• [EXERCISE]
Take down each entry exactly as written.
--- start of RECORDS ---
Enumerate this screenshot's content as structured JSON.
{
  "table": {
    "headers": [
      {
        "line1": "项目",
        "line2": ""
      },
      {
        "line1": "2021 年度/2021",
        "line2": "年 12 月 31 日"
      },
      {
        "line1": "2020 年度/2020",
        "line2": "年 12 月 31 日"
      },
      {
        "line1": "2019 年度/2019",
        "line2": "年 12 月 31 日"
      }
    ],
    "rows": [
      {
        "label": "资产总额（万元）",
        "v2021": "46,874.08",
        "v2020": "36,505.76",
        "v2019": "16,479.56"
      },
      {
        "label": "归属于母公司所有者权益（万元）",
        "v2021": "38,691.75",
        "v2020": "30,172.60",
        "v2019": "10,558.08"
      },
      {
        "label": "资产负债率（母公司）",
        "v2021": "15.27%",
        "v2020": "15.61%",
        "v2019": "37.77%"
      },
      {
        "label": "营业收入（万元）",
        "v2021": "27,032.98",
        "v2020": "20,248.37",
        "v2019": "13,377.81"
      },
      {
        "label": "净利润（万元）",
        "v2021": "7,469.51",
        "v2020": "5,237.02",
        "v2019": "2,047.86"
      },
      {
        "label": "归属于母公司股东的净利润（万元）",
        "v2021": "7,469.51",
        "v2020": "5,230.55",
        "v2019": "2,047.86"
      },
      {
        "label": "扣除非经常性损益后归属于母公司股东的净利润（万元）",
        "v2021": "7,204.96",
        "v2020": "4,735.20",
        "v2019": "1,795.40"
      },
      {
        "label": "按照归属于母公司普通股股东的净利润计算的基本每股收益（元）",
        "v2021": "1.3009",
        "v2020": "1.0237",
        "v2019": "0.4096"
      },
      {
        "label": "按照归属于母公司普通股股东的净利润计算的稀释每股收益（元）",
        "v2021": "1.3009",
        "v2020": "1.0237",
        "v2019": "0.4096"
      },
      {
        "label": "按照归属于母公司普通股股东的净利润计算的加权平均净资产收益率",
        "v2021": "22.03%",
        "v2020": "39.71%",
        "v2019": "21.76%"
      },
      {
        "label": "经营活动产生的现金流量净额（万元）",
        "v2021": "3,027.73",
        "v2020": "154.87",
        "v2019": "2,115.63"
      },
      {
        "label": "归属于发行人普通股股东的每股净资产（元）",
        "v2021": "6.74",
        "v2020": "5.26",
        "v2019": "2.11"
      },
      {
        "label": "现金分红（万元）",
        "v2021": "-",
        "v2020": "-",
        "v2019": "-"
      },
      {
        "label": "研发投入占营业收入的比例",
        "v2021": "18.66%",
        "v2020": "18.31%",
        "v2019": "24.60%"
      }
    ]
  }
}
--- end of RECORDS ---
• [FULL ANSWER]
Enumerate this screenshot's content as structured JSON.
{
  "table": {
    "headers": [
      {
        "line1": "项目",
        "line2": ""
      },
      {
        "line1": "2021 年度/2021",
        "line2": "年 12 月 31 日"
      },
      {
        "line1": "2020 年度/2020",
        "line2": "年 12 月 31 日"
      },
      {
        "line1": "2019 年度/2019",
        "line2": "年 12 月 31 日"
      }
    ],
    "rows": [
      {
        "label": "资产总额（万元）",
        "v2021": "46,874.08",
        "v2020": "36,505.76",
        "v2019": "16,479.56"
      },
      {
        "label": "归属于母公司所有者权益（万元）",
        "v2021": "38,691.75",
        "v2020": "30,172.60",
        "v2019": "10,558.08"
      },
      {
        "label": "资产负债率（母公司）",
        "v2021": "15.27%",
        "v2020": "15.61%",
        "v2019": "37.77%"
      },
      {
        "label": "营业收入（万元）",
        "v2021": "27,032.98",
        "v2020": "20,248.37",
        "v2019": "13,377.81"
      },
      {
        "label": "净利润（万元）",
        "v2021": "7,469.51",
        "v2020": "5,237.02",
        "v2019": "2,047.86"
      },
      {
        "label": "归属于母公司股东的净利润（万元）",
        "v2021": "7,469.51",
        "v2020": "5,230.55",
        "v2019": "2,047.86"
      },
      {
        "label": "扣除非经常性损益后归属于母公司股东的净利润（万元）",
        "v2021": "7,204.96",
        "v2020": "4,735.20",
        "v2019": "1,795.40"
      },
      {
        "label": "按照归属于母公司普通股股东的净利润计算的基本每股收益（元）",
        "v2021": "1.3009",
        "v2020": "1.0237",
        "v2019": "0.4096"
      },
      {
        "label": "按照归属于母公司普通股股东的净利润计算的稀释每股收益（元）",
        "v2021": "1.3009",
        "v2020": "1.0237",
        "v2019": "0.4096"
      },
      {
        "label": "按照归属于母公司普通股股东的净利润计算的加权平均净资产收益率",
        "v2021": "22.03%",
        "v2020": "39.71%",
        "v2019": "21.76%"
      },
      {
        "label": "经营活动产生的现金流量净额（万元）",
        "v2021": "3,027.73",
        "v2020": "154.87",
        "v2019": "2,115.63"
      },
      {
        "label": "归属于发行人普通股股东的每股净资产（元）",
        "v2021": "6.74",
        "v2020": "5.26",
        "v2019": "2.11"
      },
      {
        "label": "现金分红（万元）",
        "v2021": "-",
        "v2020": "-",
        "v2019": "-"
      },
      {
        "label": "研发投入占营业收入的比例",
        "v2021": "18.66%",
        "v2020": "18.31%",
        "v2019": "24.60%"
      }
    ]
  }
}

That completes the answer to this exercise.